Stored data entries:
---
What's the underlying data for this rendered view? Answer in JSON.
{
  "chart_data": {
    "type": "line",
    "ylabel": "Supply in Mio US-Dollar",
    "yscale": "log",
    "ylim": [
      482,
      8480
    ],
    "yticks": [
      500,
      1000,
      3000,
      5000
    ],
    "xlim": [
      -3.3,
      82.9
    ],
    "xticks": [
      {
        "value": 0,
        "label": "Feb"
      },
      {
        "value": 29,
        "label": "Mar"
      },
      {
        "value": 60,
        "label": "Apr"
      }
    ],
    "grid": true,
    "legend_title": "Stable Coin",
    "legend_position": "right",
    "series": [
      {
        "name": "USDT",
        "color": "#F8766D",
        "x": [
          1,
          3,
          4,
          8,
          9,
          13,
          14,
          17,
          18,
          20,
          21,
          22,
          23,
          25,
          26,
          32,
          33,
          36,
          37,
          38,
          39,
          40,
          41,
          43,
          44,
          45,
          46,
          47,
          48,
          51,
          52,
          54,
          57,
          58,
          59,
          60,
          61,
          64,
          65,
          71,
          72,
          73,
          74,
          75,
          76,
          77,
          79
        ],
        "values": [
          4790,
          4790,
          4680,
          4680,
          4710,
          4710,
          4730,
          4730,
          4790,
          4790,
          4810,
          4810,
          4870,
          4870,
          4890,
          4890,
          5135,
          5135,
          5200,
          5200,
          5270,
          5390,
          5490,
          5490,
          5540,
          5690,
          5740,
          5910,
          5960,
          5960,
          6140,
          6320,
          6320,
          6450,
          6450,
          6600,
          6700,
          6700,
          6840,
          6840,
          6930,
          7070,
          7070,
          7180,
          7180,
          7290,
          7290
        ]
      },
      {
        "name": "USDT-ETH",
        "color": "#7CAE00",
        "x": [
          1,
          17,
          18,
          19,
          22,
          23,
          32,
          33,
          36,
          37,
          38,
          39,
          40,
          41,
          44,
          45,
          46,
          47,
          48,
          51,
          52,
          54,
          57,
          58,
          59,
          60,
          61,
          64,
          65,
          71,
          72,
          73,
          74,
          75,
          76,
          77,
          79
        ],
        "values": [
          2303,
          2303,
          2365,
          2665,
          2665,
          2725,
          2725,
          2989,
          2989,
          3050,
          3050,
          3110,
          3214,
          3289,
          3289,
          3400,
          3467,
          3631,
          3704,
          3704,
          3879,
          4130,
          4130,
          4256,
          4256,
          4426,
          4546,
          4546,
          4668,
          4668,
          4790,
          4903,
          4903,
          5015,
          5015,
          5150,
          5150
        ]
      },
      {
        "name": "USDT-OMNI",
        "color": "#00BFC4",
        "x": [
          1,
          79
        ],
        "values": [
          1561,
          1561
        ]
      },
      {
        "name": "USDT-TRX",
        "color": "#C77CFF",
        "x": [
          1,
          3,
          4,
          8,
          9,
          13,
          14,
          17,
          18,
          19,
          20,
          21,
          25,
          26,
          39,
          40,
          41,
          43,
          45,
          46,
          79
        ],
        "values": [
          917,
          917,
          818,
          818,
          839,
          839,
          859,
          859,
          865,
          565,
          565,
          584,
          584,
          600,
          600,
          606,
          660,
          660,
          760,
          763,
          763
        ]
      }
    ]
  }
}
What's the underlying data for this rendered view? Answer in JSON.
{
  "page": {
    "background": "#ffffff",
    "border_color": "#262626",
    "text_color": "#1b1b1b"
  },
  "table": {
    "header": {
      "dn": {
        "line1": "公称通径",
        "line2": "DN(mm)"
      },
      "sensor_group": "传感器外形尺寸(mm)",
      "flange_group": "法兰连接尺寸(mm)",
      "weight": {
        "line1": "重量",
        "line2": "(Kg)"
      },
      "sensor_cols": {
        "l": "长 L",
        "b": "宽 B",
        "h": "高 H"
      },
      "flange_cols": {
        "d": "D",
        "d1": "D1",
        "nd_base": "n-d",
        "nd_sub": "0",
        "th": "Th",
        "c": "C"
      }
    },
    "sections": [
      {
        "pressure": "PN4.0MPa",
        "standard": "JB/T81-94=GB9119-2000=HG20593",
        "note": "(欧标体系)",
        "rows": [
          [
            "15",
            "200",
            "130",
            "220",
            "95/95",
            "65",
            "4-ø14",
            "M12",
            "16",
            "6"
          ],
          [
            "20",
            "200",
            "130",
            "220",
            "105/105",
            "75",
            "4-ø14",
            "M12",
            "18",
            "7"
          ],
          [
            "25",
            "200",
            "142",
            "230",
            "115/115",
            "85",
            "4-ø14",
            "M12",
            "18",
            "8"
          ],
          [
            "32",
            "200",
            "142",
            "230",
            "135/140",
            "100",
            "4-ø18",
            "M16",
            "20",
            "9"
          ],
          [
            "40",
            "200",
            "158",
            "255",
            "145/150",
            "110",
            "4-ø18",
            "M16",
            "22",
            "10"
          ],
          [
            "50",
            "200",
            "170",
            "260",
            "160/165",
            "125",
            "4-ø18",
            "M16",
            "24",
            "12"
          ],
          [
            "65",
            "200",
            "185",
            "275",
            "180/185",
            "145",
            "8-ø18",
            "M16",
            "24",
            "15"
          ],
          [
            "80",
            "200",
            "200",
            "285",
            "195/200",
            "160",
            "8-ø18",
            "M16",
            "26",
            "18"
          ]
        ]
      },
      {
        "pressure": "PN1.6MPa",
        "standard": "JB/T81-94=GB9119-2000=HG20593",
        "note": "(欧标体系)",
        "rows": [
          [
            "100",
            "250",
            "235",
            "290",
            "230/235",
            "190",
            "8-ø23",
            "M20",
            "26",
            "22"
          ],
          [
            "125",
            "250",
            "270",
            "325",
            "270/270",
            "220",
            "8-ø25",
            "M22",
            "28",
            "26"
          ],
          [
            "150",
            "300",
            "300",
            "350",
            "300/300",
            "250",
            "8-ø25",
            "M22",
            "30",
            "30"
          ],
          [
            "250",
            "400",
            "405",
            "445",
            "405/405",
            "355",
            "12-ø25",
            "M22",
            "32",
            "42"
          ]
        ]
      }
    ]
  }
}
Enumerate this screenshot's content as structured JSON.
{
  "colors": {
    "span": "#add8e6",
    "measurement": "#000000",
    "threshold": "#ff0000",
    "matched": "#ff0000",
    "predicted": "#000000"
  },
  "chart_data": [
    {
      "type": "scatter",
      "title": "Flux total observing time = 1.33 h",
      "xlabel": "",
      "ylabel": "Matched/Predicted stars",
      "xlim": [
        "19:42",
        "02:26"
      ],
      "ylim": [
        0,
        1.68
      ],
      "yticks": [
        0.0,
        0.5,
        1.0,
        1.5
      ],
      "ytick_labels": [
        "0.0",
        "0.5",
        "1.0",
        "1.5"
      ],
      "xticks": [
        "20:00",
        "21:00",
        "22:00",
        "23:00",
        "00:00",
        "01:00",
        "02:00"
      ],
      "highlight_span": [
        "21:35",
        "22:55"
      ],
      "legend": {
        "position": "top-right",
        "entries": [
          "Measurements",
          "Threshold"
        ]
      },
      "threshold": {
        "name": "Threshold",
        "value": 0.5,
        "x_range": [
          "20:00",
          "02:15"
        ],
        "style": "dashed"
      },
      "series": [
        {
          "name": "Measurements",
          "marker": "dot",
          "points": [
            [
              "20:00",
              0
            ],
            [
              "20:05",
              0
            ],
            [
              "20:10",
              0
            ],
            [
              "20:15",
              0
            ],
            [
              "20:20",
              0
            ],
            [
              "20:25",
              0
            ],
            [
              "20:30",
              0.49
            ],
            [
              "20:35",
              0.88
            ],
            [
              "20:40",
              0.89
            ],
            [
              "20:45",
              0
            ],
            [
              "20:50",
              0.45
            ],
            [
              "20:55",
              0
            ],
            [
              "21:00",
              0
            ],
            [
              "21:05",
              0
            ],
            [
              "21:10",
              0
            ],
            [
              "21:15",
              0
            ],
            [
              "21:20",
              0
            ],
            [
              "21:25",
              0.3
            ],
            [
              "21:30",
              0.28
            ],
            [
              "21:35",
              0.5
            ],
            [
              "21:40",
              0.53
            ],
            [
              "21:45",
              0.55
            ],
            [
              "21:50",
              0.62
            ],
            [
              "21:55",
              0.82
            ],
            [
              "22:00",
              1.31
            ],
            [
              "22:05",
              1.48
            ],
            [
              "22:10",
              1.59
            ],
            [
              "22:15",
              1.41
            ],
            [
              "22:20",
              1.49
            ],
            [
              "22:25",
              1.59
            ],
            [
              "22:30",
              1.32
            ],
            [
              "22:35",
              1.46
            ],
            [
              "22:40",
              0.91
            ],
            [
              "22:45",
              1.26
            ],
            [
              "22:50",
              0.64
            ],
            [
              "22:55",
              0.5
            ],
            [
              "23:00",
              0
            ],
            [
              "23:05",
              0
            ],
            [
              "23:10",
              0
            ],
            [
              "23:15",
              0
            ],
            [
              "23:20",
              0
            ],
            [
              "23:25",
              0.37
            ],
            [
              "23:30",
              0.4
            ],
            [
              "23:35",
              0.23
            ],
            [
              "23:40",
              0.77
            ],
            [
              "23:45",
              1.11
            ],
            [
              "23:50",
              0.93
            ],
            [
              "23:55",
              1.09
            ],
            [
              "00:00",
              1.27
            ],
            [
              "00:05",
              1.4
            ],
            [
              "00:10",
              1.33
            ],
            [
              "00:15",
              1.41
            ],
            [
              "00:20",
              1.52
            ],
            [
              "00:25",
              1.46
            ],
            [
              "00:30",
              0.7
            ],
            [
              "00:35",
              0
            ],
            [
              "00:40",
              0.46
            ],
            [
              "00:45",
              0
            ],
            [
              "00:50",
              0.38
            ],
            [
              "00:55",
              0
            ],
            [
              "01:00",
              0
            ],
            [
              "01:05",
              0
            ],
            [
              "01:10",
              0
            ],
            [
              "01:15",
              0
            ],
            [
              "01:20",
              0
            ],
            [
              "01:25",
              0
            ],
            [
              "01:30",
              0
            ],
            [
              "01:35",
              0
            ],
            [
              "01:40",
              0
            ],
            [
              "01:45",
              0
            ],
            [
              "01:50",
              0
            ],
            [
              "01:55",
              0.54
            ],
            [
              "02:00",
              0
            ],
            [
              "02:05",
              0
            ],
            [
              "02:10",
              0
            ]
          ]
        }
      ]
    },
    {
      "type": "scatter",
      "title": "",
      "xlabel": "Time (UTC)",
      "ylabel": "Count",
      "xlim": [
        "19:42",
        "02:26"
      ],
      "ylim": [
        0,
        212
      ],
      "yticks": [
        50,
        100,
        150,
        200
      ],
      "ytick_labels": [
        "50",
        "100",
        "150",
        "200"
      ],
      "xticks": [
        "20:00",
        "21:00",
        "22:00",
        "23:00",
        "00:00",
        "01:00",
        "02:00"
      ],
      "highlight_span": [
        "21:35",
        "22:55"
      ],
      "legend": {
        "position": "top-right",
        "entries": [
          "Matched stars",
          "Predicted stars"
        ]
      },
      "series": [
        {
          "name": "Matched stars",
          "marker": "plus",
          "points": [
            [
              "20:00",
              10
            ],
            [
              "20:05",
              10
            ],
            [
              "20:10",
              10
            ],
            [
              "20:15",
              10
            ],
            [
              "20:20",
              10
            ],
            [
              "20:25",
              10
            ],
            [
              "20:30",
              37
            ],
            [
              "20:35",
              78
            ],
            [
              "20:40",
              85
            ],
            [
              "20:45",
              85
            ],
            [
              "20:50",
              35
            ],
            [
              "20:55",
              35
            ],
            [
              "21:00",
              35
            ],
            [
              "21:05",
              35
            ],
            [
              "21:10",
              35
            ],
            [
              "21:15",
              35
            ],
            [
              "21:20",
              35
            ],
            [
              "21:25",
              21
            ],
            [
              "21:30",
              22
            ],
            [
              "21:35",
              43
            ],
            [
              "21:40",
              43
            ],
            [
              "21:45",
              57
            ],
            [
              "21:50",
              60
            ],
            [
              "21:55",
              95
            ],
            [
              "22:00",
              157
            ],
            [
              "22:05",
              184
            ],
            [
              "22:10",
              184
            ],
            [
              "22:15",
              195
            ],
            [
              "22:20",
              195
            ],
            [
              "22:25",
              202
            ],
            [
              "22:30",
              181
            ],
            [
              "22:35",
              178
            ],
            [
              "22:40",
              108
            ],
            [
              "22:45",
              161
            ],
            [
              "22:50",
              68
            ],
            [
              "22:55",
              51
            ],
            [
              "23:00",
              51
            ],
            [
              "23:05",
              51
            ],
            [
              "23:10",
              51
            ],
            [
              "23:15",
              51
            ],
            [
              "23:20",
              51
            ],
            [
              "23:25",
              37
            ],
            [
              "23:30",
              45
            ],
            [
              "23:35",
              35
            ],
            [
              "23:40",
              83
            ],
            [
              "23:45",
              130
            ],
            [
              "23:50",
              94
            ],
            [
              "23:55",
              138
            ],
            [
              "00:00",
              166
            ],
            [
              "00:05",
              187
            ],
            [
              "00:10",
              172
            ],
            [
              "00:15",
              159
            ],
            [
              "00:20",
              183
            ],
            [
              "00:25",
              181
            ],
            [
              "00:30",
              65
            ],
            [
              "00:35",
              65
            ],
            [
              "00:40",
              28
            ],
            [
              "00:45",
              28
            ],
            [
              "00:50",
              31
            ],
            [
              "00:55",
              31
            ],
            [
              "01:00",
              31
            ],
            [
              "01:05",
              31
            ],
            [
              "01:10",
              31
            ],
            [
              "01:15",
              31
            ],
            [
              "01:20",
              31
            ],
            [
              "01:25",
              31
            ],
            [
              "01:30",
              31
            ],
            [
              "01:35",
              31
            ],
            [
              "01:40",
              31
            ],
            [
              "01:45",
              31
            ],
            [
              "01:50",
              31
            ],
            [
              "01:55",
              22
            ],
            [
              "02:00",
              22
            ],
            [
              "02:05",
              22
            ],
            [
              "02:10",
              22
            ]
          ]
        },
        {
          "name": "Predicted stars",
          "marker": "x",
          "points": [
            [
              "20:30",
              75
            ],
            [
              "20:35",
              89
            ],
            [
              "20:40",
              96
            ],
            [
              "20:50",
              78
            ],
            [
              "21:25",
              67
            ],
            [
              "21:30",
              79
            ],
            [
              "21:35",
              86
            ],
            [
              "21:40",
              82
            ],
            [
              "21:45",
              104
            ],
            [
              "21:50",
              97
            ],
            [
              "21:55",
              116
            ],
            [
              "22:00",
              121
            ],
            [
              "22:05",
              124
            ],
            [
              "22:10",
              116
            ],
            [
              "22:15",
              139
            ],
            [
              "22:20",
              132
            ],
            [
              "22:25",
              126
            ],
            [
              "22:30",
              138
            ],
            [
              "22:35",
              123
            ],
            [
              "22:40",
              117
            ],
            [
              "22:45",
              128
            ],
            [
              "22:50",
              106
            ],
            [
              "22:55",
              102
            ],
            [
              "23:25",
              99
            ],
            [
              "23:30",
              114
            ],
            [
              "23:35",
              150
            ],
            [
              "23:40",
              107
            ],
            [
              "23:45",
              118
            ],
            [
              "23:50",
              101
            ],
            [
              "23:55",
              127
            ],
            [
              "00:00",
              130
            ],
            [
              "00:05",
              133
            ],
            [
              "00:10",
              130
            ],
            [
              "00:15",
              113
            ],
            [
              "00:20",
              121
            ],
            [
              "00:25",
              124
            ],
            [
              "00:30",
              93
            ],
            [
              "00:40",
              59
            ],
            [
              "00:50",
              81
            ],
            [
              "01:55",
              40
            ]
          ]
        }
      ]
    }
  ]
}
---
__Task prompt__.
Collect the lines of the data that carry the word "name".

__Solved exercise__.
        "name": "USDT",
        "name": "USDT-ETH",
        "name": "USDT-OMNI",
        "name": "USDT-TRX",
        "name": "Threshold",
          "name": "Measurements",
          "name": "Matched stars",
          "name": "Predicted stars",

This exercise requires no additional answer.